• **Objective 1**
Can you output, unchanged, the layout records from their first line through the line that contains "206, 464, 226]", with both of those lines included?

• **Passage provided**
━━━━━━━━

Besides, the government had already proven that a nonpartisan approach could work. The 9/11 Commission, for instance, had conducted an in-depth investigation and written a clear, powerful report—all of it done with one staff and one budget. I thought that was the right approach: COP should avoid partisan divisions all the way.

So I drew a line in the sand right there in the congressman’s office: The staff would be nonpartisan and would work for all of us. The panel would have one budget, not two. Period. If Hensarling wanted to go to war over this issue, so be it. As he said, I didn’t understand the ways of Washington. The part
he
didn’t seem to understand yet was that I didn’t really care about the ways of Washington.

Later that day, the House held a hearing on TARP, and Congressman Hensarling testified. He used the occasion to explain his vote against the report. He said that he was not yet assured “that every panel member has the resources and rights necessary to conduct effective oversight.” Until that happened, Hensarling said, he could “not in good conscience approve any reports.” It didn’t matter what we would write in our reports, he announced he would be voting no.

I guess I wasn’t the only one to draw a line in the sand that day.

There was a lot of jockeying, but in the end we stuck with the nonpartisan approach. We hired an executive director who had worked for Democrats and a deputy director who had worked for Republicans. For the rest of the staff, we did our best to hire first-rate people to do a first-rate job, without regard to party affiliation. We asked all the panelists for recommendations for who should be hired and what we should work on. And I did my best to pull everyone together—panelists and staff—as one team.

Even so, I worried about the lesson from the shirts-and-skins lecture. No matter the crisis, no matter the urgency of the moment, in Washington it was always “my team vs. your team.” And in all that pushing and pulling, too many times the people we were supposed to serve got left behind.

COP on the Road

With our first report out the door, it was time to hold our first hearing. We thought Clark County, Nevada—the epicenter of the foreclosure crisis—was a good place to start. So we scheduled a hearing for December 16, about a week after COP’s first report came out.

━━━━━━━━

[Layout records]
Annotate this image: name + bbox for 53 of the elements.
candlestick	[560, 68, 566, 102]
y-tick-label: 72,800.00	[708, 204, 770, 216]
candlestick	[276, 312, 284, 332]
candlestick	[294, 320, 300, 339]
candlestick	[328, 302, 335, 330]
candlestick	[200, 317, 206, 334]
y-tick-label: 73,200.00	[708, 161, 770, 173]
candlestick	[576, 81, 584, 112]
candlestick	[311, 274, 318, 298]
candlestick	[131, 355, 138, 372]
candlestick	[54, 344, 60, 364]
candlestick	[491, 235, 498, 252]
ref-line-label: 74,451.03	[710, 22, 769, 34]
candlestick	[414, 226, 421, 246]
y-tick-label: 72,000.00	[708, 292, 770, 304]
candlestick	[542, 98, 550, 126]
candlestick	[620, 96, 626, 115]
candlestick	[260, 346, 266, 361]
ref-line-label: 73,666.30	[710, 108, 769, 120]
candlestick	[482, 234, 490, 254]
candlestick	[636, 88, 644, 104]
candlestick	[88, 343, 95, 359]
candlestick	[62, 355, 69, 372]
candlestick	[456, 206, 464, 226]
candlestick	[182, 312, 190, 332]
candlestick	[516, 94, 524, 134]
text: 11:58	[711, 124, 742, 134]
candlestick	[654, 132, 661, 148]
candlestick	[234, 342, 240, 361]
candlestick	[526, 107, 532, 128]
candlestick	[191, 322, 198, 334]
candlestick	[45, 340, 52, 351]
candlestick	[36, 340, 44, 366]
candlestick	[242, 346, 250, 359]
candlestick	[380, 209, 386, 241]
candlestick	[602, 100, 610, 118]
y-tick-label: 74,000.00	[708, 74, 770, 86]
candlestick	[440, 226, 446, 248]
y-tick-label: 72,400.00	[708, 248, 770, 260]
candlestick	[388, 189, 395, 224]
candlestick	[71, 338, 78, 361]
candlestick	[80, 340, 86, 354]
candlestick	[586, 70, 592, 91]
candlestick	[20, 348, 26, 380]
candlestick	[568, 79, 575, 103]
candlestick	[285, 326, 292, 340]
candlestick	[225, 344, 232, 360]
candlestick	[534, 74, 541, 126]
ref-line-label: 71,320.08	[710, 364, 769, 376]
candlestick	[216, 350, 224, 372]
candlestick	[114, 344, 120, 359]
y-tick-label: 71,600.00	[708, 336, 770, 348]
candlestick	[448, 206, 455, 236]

━━━━━━━━

• **Objective 2**
Could you restate the paragraph in the COP passage that begins "There was a lot of jockeying" as a short list that keeps its main facts?

• **Exercise output 1**
Annotate this image: name + bbox for 53 of the elements.
candlestick	[560, 68, 566, 102]
y-tick-label: 72,800.00	[708, 204, 770, 216]
candlestick	[276, 312, 284, 332]
candlestick	[294, 320, 300, 339]
candlestick	[328, 302, 335, 330]
candlestick	[200, 317, 206, 334]
y-tick-label: 73,200.00	[708, 161, 770, 173]
candlestick	[576, 81, 584, 112]
candlestick	[311, 274, 318, 298]
candlestick	[131, 355, 138, 372]
candlestick	[54, 344, 60, 364]
candlestick	[491, 235, 498, 252]
ref-line-label: 74,451.03	[710, 22, 769, 34]
candlestick	[414, 226, 421, 246]
y-tick-label: 72,000.00	[708, 292, 770, 304]
candlestick	[542, 98, 550, 126]
candlestick	[620, 96, 626, 115]
candlestick	[260, 346, 266, 361]
ref-line-label: 73,666.30	[710, 108, 769, 120]
candlestick	[482, 234, 490, 254]
candlestick	[636, 88, 644, 104]
candlestick	[88, 343, 95, 359]
candlestick	[62, 355, 69, 372]
candlestick	[456, 206, 464, 226]

• **Exercise output 2**
- Despite much jockeying, the panel kept its nonpartisan approach.
- It hired an executive director who had worked for Democrats and a deputy director who had worked for Republicans.
- The rest of the staff were hired as first-rate people for a first-rate job, without regard to party affiliation.
- All panelists were asked for recommendations on whom to hire and what to work on.
- The author tried to bring panelists and staff together as one team.